Start

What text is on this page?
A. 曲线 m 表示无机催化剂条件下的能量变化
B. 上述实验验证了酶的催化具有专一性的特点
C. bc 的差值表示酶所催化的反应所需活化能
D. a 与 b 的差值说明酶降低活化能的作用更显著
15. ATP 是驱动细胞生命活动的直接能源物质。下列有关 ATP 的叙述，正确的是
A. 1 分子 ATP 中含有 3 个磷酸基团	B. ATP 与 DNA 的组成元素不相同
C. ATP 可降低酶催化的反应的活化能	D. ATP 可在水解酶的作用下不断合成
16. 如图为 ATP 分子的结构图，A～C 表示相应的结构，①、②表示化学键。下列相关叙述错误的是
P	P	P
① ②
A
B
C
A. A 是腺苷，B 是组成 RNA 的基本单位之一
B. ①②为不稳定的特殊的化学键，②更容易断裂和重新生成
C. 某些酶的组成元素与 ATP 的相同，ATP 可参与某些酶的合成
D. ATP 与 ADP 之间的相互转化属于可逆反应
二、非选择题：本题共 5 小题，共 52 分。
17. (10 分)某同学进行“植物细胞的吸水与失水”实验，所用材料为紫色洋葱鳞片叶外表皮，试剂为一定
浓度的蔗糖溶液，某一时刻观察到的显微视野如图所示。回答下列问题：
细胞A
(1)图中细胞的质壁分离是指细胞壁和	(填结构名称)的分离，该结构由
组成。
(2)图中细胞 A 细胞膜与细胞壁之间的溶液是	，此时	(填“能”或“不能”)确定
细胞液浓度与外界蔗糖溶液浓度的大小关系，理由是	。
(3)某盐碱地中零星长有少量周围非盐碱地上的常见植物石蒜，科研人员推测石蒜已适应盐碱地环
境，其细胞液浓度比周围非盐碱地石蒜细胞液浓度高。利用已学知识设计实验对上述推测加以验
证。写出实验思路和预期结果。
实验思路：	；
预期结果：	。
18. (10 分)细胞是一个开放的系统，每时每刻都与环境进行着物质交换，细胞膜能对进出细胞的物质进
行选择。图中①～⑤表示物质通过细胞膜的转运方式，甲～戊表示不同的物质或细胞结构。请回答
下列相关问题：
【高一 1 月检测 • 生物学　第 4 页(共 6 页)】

End

Return all of the data word for word.

### [Full answer]
What text is on this page?
A. 曲线 m 表示无机催化剂条件下的能量变化
B. 上述实验验证了酶的催化具有专一性的特点
C. bc 的差值表示酶所催化的反应所需活化能
D. a 与 b 的差值说明酶降低活化能的作用更显著
15. ATP 是驱动细胞生命活动的直接能源物质。下列有关 ATP 的叙述，正确的是
A. 1 分子 ATP 中含有 3 个磷酸基团	B. ATP 与 DNA 的组成元素不相同
C. ATP 可降低酶催化的反应的活化能	D. ATP 可在水解酶的作用下不断合成
16. 如图为 ATP 分子的结构图，A～C 表示相应的结构，①、②表示化学键。下列相关叙述错误的是
P	P	P
① ②
A
B
C
A. A 是腺苷，B 是组成 RNA 的基本单位之一
B. ①②为不稳定的特殊的化学键，②更容易断裂和重新生成
C. 某些酶的组成元素与 ATP 的相同，ATP 可参与某些酶的合成
D. ATP 与 ADP 之间的相互转化属于可逆反应
二、非选择题：本题共 5 小题，共 52 分。
17. (10 分)某同学进行“植物细胞的吸水与失水”实验，所用材料为紫色洋葱鳞片叶外表皮，试剂为一定
浓度的蔗糖溶液，某一时刻观察到的显微视野如图所示。回答下列问题：
细胞A
(1)图中细胞的质壁分离是指细胞壁和	(填结构名称)的分离，该结构由
组成。
(2)图中细胞 A 细胞膜与细胞壁之间的溶液是	，此时	(填“能”或“不能”)确定
细胞液浓度与外界蔗糖溶液浓度的大小关系，理由是	。
(3)某盐碱地中零星长有少量周围非盐碱地上的常见植物石蒜，科研人员推测石蒜已适应盐碱地环
境，其细胞液浓度比周围非盐碱地石蒜细胞液浓度高。利用已学知识设计实验对上述推测加以验
证。写出实验思路和预期结果。
实验思路：	；
预期结果：	。
18. (10 分)细胞是一个开放的系统，每时每刻都与环境进行着物质交换，细胞膜能对进出细胞的物质进
行选择。图中①～⑤表示物质通过细胞膜的转运方式，甲～戊表示不同的物质或细胞结构。请回答
下列相关问题：
【高一 1 月检测 • 生物学　第 4 页(共 6 页)】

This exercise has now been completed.